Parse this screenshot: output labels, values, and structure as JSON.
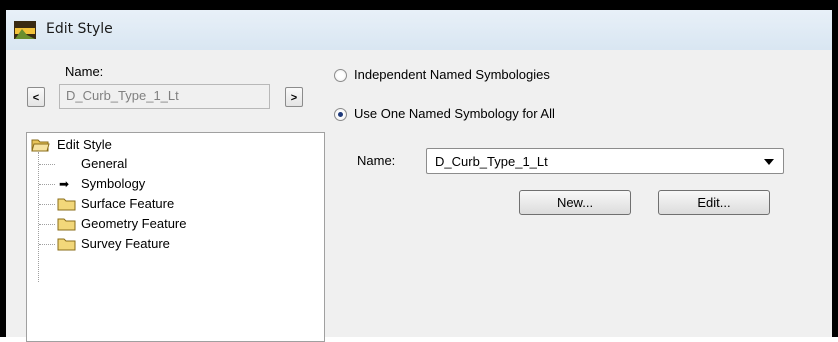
{
  "window": {
    "title": "Edit Style"
  },
  "left": {
    "name_label": "Name:",
    "prev_label": "<",
    "next_label": ">",
    "current_name": "D_Curb_Type_1_Lt",
    "tree": {
      "root": "Edit Style",
      "items": [
        "General",
        "Symbology",
        "Surface Feature",
        "Geometry Feature",
        "Survey Feature"
      ]
    }
  },
  "right": {
    "option_independent": "Independent Named Symbologies",
    "option_one": "Use One Named Symbology for All",
    "selected_option": "Use One Named Symbology for All",
    "name_label": "Name:",
    "symbology_value": "D_Curb_Type_1_Lt",
    "new_label": "New...",
    "edit_label": "Edit..."
  },
  "colors": {
    "titlebar": "#dde8f3",
    "folder": "#f2d77a",
    "radio_dot": "#1f3a7a"
  }
}
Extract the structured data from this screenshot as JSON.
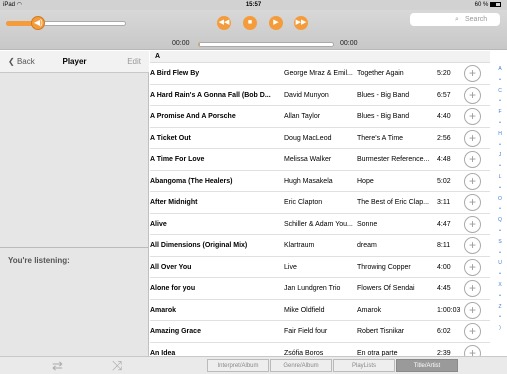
{
  "status": {
    "device": "iPad",
    "wifi": "wifi-icon",
    "time": "15:57",
    "battery": "60 %"
  },
  "player": {
    "volume_level": 0.27,
    "elapsed": "00:00",
    "remaining": "00:00",
    "progress": 0.01,
    "controls": [
      "rewind-icon",
      "stop-icon",
      "play-icon",
      "fast-forward-icon"
    ],
    "search_placeholder": "Search",
    "accent": "#f49c3c"
  },
  "nav": {
    "back": "Back",
    "title": "Player",
    "edit": "Edit"
  },
  "now_playing": {
    "label": "You're listening:"
  },
  "list": {
    "section": "A",
    "rows": [
      {
        "title": "A Bird Flew By",
        "artist": "George Mraz & Emil...",
        "album": "Together Again",
        "duration": "5:20"
      },
      {
        "title": "A Hard Rain's A Gonna Fall (Bob D...",
        "artist": "David Munyon",
        "album": "Blues - Big Band",
        "duration": "6:57"
      },
      {
        "title": "A Promise And A Porsche",
        "artist": "Allan Taylor",
        "album": "Blues - Big Band",
        "duration": "4:40"
      },
      {
        "title": "A Ticket Out",
        "artist": "Doug MacLeod",
        "album": "There's A Time",
        "duration": "2:56"
      },
      {
        "title": "A Time For Love",
        "artist": "Melissa Walker",
        "album": "Burmester Reference...",
        "duration": "4:48"
      },
      {
        "title": "Abangoma (The Healers)",
        "artist": "Hugh Masakela",
        "album": "Hope",
        "duration": "5:02"
      },
      {
        "title": "After Midnight",
        "artist": "Eric Clapton",
        "album": "The Best of Eric Clap...",
        "duration": "3:11"
      },
      {
        "title": "Alive",
        "artist": "Schiller & Adam You...",
        "album": "Sonne",
        "duration": "4:47"
      },
      {
        "title": "All Dimensions (Original Mix)",
        "artist": "Klartraum",
        "album": "dream",
        "duration": "8:11"
      },
      {
        "title": "All Over You",
        "artist": "Live",
        "album": "Throwing Copper",
        "duration": "4:00"
      },
      {
        "title": "Alone for you",
        "artist": "Jan Lundgren Trio",
        "album": "Flowers Of Sendai",
        "duration": "4:45"
      },
      {
        "title": "Amarok",
        "artist": "Mike Oldfield",
        "album": "Amarok",
        "duration": "1:00:03"
      },
      {
        "title": "Amazing Grace",
        "artist": "Fair Field four",
        "album": "Robert Tisnikar",
        "duration": "6:02"
      },
      {
        "title": "An Idea",
        "artist": "Zsófia Boros",
        "album": "En otra parte",
        "duration": "2:39"
      }
    ]
  },
  "index": [
    "A",
    "•",
    "C",
    "•",
    "F",
    "•",
    "H",
    "•",
    "J",
    "•",
    "L",
    "•",
    "O",
    "•",
    "Q",
    "•",
    "S",
    "•",
    "U",
    "•",
    "X",
    "•",
    "Z",
    "•",
    ")"
  ],
  "bottom": {
    "repeat_icon": "repeat-icon",
    "shuffle_icon": "shuffle-icon",
    "tabs": [
      "Interpret/Album",
      "Genre/Album",
      "PlayLists",
      "Title/Artist"
    ],
    "active_tab": 3
  }
}
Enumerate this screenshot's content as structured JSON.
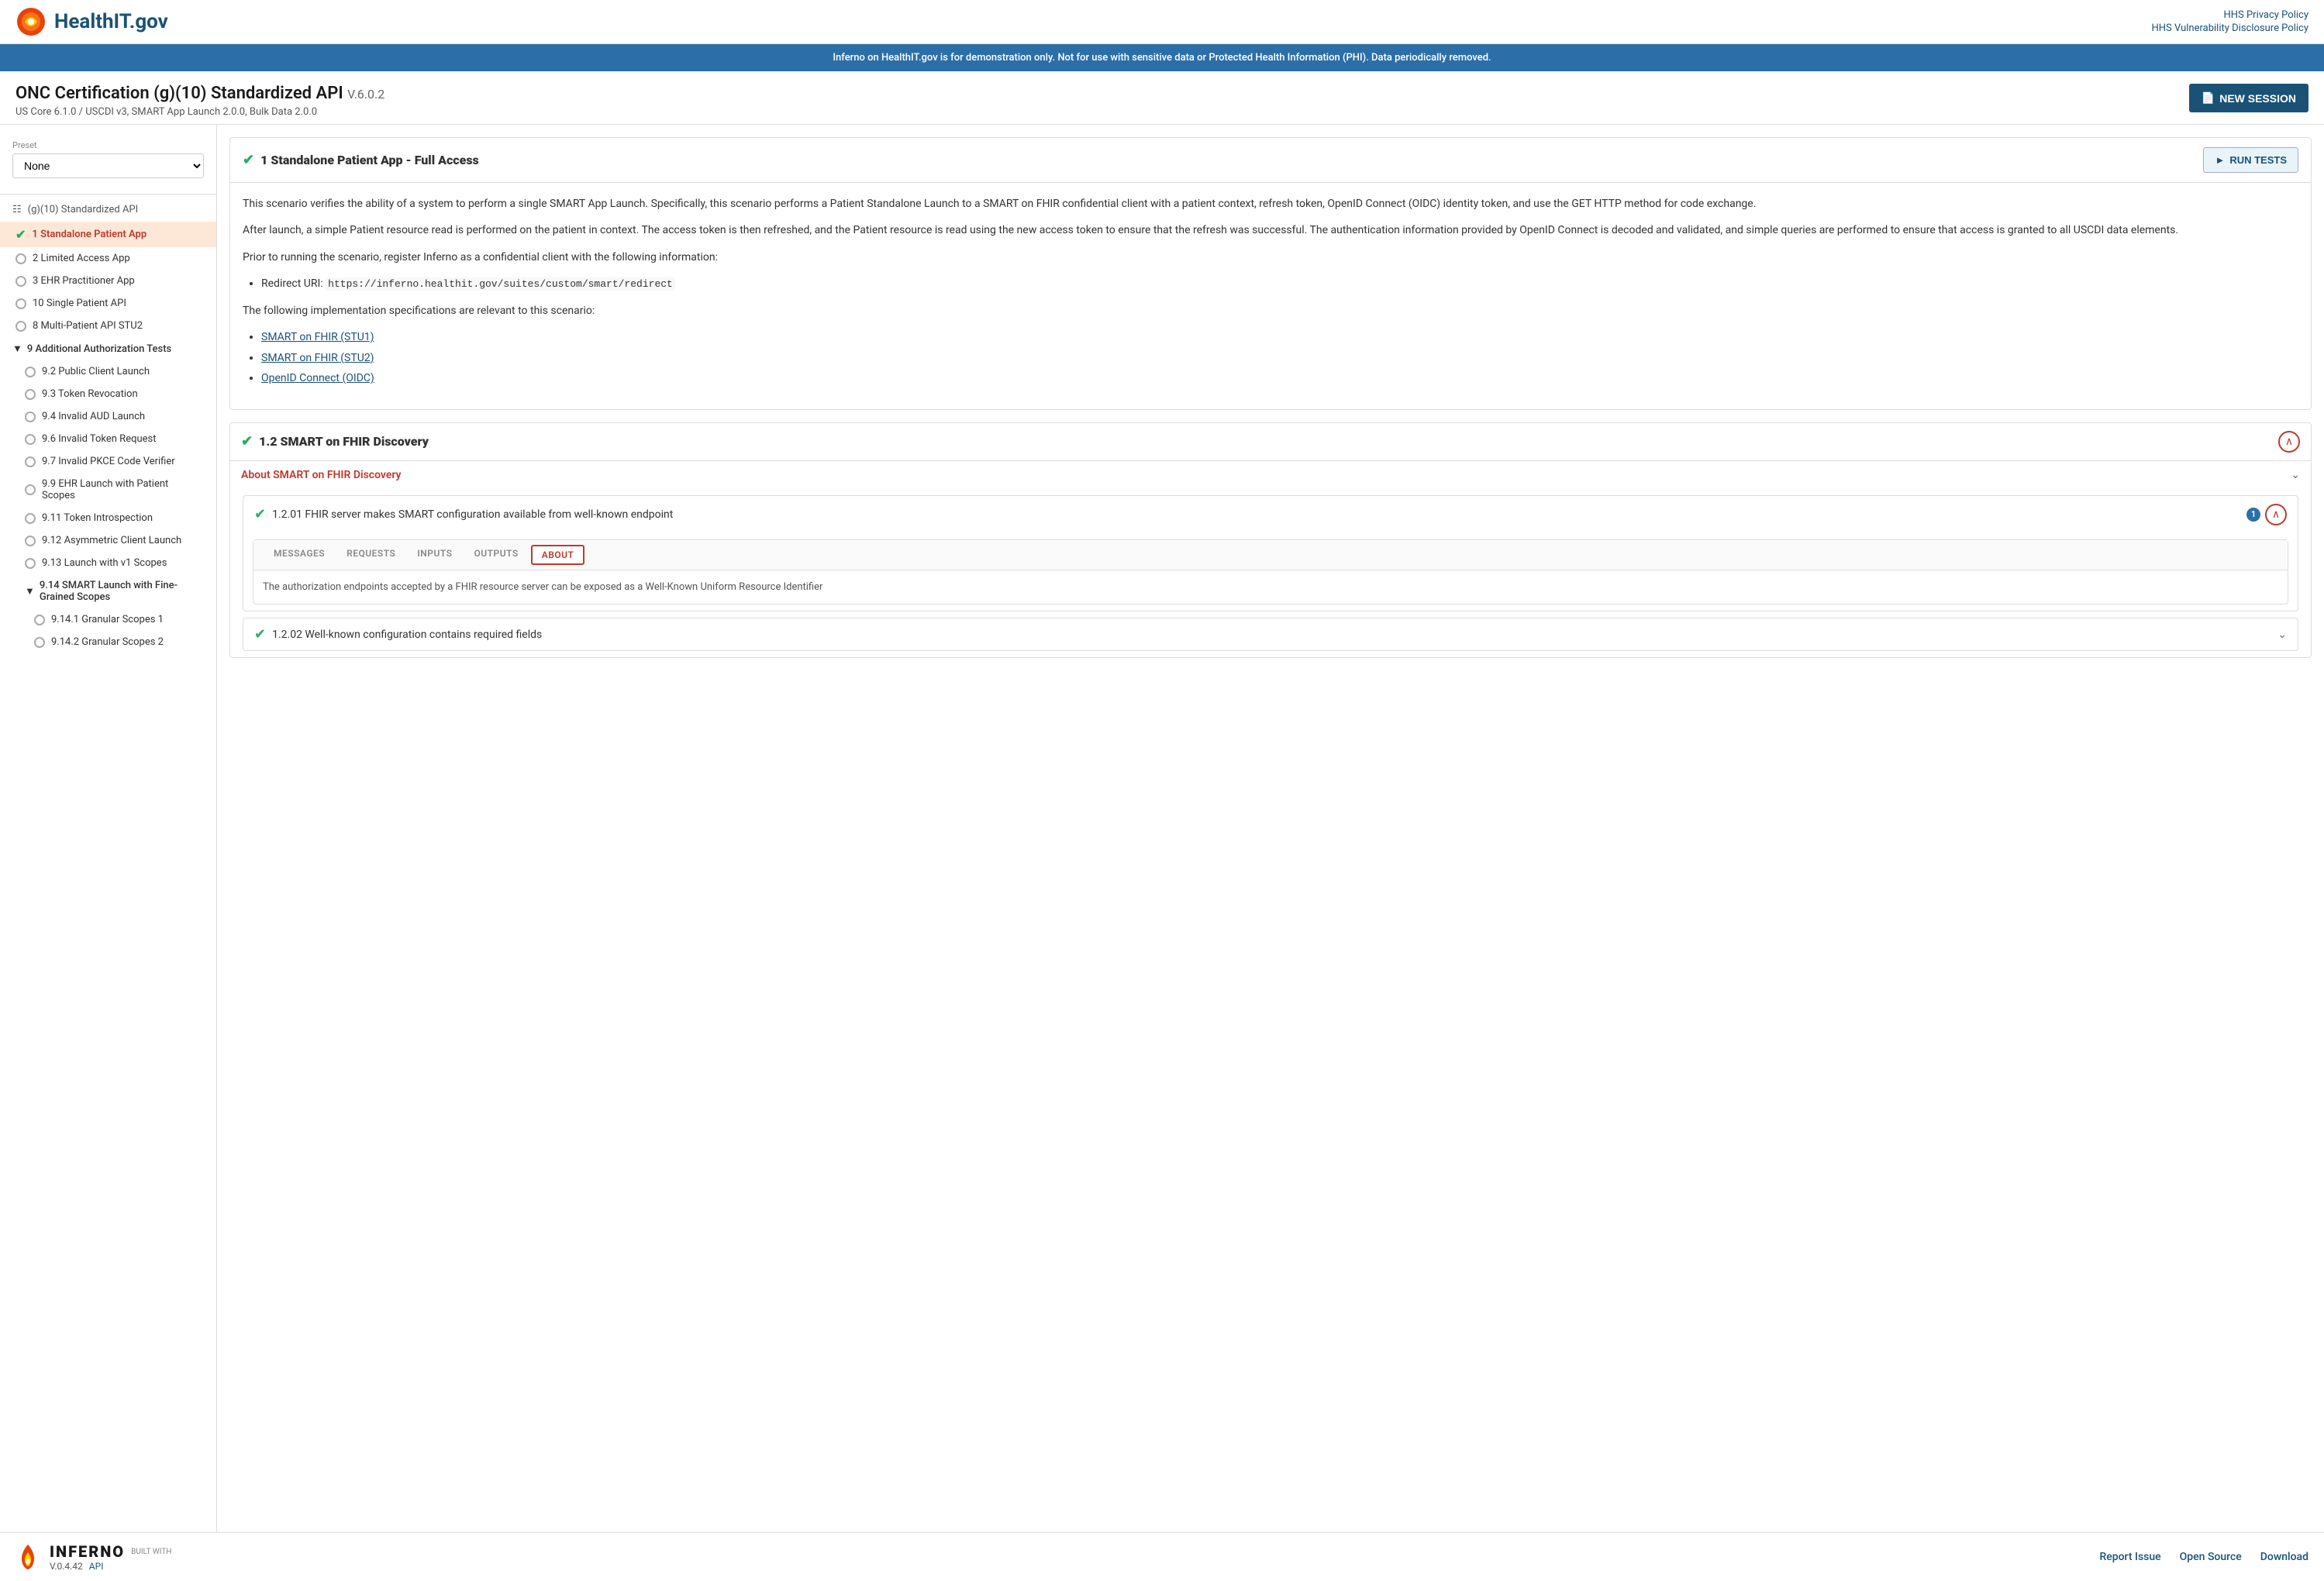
****************************************
Problem description: Quote all of the entries word for word, omitting any pictures.

Solution to the exercise:
Parse this screenshot: output labels, values, and structure as JSON.
{
  "window": {
    "title": "Edit Style"
  },
  "left": {
    "name_label": "Name:",
    "prev_label": "<",
    "next_label": ">",
    "current_name": "D_Curb_Type_1_Lt",
    "tree": {
      "root": "Edit Style",
      "items": [
        "General",
        "Symbology",
        "Surface Feature",
        "Geometry Feature",
        "Survey Feature"
      ]
    }
  },
  "right": {
    "option_independent": "Independent Named Symbologies",
    "option_one": "Use One Named Symbology for All",
    "selected_option": "Use One Named Symbology for All",
    "name_label": "Name:",
    "symbology_value": "D_Curb_Type_1_Lt",
    "new_label": "New...",
    "edit_label": "Edit..."
  },
  "colors": {
    "titlebar": "#dde8f3",
    "folder": "#f2d77a",
    "radio_dot": "#1f3a7a"
  }
}
Extract the structured data from this screenshot as JSON.
{
  "status": {
    "device": "iPad",
    "wifi": "wifi-icon",
    "time": "15:57",
    "battery": "60 %"
  },
  "player": {
    "volume_level": 0.27,
    "elapsed": "00:00",
    "remaining": "00:00",
    "progress": 0.01,
    "controls": [
      "rewind-icon",
      "stop-icon",
      "play-icon",
      "fast-forward-icon"
    ],
    "search_placeholder": "Search",
    "accent": "#f49c3c"
  },
  "nav": {
    "back": "Back",
    "title": "Player",
    "edit": "Edit"
  },
  "now_playing": {
    "label": "You're listening:"
  },
  "list": {
    "section": "A",
    "rows": [
      {
        "title": "A Bird Flew By",
        "artist": "George Mraz & Emil...",
        "album": "Together Again",
        "duration": "5:20"
      },
      {
        "title": "A Hard Rain's A Gonna Fall (Bob D...",
        "artist": "David Munyon",
        "album": "Blues - Big Band",
        "duration": "6:57"
      },
      {
        "title": "A Promise And A Porsche",
        "artist": "Allan Taylor",
        "album": "Blues - Big Band",
        "duration": "4:40"
      },
      {
        "title": "A Ticket Out",
        "artist": "Doug MacLeod",
        "album": "There's A Time",
        "duration": "2:56"
      },
      {
        "title": "A Time For Love",
        "artist": "Melissa Walker",
        "album": "Burmester Reference...",
        "duration": "4:48"
      },
      {
        "title": "Abangoma (The Healers)",
        "artist": "Hugh Masakela",
        "album": "Hope",
        "duration": "5:02"
      },
      {
        "title": "After Midnight",
        "artist": "Eric Clapton",
        "album": "The Best of Eric Clap...",
        "duration": "3:11"
      },
      {
        "title": "Alive",
        "artist": "Schiller & Adam You...",
        "album": "Sonne",
        "duration": "4:47"
      },
      {
        "title": "All Dimensions (Original Mix)",
        "artist": "Klartraum",
        "album": "dream",
        "duration": "8:11"
      },
      {
        "title": "All Over You",
        "artist": "Live",
        "album": "Throwing Copper",
        "duration": "4:00"
      },
      {
        "title": "Alone for you",
        "artist": "Jan Lundgren Trio",
        "album": "Flowers Of Sendai",
        "duration": "4:45"
      },
      {
        "title": "Amarok",
        "artist": "Mike Oldfield",
        "album": "Amarok",
        "duration": "1:00:03"
      },
      {
        "title": "Amazing Grace",
        "artist": "Fair Field four",
        "album": "Robert Tisnikar",
        "duration": "6:02"
      },
      {
        "title": "An Idea",
        "artist": "Zsófia Boros",
        "album": "En otra parte",
        "duration": "2:39"
      }
    ]
  },
  "index": [
    "A",
    "•",
    "C",
    "•",
    "F",
    "•",
    "H",
    "•",
    "J",
    "•",
    "L",
    "•",
    "O",
    "•",
    "Q",
    "•",
    "S",
    "•",
    "U",
    "•",
    "X",
    "•",
    "Z",
    "•",
    ")"
  ],
  "bottom": {
    "repeat_icon": "repeat-icon",
    "shuffle_icon": "shuffle-icon",
    "tabs": [
      "Interpret/Album",
      "Genre/Album",
      "PlayLists",
      "Title/Artist"
    ],
    "active_tab": 3
  }
}
Enumerate this screenshot's content as structured JSON.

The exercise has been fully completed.